Report how many lines in the records hold the string "Columns"; give the number and nothing else.

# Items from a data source
==*==

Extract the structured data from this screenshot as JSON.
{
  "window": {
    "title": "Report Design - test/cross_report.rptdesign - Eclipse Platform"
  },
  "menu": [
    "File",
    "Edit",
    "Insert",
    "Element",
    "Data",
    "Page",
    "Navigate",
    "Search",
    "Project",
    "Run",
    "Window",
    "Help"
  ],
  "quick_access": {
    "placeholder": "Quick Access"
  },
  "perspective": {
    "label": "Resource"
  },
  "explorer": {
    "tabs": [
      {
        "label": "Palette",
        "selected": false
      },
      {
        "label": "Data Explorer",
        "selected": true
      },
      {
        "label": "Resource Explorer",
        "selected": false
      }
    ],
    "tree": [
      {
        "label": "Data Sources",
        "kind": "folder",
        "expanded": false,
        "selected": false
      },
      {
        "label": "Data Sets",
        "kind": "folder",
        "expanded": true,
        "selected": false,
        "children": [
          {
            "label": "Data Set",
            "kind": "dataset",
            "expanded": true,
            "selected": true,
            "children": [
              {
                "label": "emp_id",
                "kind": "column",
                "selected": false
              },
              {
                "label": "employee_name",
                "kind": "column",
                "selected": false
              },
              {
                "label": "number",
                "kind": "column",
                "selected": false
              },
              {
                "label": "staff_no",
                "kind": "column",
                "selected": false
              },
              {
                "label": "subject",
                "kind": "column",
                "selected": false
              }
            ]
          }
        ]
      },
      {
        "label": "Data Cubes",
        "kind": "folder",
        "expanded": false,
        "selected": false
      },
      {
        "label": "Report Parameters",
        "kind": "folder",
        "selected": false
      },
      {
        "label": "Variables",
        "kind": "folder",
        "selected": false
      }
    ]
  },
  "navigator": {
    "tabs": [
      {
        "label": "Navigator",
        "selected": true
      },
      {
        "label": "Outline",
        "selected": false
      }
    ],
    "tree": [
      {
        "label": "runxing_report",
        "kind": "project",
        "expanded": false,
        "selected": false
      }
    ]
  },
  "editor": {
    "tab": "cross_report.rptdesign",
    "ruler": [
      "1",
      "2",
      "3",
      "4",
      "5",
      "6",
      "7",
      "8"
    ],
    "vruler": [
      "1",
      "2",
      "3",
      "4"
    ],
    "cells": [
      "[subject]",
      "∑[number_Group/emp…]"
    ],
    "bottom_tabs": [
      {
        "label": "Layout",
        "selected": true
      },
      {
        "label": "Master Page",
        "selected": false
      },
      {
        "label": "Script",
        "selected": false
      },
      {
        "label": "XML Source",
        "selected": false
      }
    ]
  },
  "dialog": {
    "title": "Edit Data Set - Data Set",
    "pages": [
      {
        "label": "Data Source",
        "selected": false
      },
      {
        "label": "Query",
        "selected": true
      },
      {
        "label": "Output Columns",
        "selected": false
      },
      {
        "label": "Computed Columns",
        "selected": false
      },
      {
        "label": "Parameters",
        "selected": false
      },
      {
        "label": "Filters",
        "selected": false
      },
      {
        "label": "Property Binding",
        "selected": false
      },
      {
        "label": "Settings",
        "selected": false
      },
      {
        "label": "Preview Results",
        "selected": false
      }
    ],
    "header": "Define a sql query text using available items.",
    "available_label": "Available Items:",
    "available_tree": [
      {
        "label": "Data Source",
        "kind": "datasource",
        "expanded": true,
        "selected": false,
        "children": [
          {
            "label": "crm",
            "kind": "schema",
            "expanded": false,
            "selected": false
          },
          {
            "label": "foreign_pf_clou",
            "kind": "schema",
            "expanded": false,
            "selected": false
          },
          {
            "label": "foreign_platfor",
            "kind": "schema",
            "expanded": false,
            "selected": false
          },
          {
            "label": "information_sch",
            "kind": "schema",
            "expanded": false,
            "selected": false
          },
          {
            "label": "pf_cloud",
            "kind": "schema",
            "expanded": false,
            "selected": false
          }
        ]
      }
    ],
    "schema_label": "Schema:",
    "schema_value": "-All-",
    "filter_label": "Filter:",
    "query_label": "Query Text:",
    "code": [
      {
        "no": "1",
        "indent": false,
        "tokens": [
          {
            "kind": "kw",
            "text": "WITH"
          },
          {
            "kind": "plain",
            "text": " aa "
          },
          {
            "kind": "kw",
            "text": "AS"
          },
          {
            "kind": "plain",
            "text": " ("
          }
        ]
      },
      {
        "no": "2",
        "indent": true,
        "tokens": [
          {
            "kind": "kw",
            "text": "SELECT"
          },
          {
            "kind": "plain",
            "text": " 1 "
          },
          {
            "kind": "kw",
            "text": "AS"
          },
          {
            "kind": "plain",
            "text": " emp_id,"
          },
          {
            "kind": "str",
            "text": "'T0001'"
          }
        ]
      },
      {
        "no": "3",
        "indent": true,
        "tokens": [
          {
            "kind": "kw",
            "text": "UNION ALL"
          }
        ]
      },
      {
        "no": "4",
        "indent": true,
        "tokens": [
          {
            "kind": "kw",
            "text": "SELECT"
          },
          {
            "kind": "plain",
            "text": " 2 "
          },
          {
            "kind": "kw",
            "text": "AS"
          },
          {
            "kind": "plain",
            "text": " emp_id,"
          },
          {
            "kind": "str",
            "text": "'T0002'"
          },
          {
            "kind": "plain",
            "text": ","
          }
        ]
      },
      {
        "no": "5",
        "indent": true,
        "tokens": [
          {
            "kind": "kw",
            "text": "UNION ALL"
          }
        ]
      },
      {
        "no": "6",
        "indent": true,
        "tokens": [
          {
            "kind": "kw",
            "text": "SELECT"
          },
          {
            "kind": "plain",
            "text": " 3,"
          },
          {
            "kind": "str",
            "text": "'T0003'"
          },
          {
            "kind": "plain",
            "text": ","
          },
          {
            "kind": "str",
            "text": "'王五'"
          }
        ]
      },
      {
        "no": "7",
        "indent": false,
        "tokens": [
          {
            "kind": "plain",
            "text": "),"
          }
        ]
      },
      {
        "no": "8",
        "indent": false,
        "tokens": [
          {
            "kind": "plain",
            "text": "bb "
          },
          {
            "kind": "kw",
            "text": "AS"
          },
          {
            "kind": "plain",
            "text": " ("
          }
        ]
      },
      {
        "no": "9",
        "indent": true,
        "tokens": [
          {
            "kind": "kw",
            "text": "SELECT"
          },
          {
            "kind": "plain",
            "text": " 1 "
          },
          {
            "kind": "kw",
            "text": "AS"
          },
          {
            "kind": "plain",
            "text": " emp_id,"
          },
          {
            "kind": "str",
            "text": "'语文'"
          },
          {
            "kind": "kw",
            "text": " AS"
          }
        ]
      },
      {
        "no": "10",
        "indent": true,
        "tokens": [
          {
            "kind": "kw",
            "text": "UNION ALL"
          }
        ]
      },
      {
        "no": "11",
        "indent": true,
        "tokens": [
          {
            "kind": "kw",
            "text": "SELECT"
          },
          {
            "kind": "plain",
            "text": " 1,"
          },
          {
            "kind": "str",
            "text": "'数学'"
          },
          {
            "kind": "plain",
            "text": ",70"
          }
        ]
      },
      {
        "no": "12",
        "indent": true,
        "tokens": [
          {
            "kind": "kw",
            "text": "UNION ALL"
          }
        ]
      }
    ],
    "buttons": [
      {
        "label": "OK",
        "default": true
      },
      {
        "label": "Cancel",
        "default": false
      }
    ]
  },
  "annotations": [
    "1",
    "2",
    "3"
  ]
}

==*==

# Complete output
2